Exercise task> List all lines of the data that include the string "category".

:: Recorded data ::

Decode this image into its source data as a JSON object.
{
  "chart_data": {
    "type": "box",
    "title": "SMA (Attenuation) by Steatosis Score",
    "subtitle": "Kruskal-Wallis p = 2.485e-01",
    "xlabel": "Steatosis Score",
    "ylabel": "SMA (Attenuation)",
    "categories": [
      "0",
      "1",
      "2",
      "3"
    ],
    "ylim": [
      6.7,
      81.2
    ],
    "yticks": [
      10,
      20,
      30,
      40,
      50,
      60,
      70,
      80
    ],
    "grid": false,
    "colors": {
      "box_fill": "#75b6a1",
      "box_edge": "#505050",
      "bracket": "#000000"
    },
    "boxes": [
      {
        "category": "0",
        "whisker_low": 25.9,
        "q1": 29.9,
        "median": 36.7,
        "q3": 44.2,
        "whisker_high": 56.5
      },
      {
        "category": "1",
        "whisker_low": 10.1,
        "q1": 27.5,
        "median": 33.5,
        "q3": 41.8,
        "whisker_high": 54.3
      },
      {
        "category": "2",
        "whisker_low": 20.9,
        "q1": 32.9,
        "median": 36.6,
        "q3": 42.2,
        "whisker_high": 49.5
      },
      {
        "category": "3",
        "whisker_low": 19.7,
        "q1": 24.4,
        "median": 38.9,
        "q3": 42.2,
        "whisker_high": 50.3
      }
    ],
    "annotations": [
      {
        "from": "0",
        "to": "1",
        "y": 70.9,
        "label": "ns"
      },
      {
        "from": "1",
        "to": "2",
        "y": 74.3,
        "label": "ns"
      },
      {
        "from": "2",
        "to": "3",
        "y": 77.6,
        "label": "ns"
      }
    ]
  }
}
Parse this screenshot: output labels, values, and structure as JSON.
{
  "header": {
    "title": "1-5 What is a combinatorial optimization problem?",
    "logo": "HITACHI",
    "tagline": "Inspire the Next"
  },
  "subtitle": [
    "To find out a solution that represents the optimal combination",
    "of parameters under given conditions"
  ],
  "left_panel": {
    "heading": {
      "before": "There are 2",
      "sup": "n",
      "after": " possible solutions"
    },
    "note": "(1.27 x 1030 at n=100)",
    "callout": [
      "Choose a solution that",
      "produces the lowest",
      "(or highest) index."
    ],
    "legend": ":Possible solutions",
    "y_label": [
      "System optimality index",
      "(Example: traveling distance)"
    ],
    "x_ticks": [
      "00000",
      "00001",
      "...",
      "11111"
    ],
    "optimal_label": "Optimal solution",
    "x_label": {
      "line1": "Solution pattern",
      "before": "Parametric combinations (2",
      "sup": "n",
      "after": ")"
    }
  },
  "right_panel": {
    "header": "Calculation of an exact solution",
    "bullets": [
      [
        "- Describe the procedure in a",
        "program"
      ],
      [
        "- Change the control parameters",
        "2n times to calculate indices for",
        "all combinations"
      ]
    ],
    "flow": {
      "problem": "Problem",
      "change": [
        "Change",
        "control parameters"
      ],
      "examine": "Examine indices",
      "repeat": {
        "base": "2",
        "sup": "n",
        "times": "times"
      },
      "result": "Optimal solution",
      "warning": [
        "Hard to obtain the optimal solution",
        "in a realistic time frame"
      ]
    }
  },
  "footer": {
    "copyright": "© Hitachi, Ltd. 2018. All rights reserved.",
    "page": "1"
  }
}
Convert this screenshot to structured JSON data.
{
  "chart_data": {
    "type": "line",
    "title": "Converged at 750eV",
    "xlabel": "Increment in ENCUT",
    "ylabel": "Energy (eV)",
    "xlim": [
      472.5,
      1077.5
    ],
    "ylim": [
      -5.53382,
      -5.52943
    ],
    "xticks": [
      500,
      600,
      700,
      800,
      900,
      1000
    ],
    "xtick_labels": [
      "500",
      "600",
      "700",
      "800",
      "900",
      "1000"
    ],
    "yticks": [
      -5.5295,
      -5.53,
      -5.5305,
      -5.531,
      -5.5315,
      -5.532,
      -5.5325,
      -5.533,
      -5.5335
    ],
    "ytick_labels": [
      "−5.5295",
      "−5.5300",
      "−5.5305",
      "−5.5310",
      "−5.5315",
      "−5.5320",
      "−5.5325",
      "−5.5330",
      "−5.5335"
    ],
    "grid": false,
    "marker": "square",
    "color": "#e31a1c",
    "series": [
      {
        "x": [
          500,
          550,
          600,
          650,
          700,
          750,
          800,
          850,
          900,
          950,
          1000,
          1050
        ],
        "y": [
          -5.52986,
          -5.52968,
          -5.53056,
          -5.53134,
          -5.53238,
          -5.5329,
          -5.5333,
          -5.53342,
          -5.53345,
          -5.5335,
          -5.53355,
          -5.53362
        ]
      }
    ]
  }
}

:::

Solved problem>
        "category": "0",
        "category": "1",
        "category": "2",
        "category": "3",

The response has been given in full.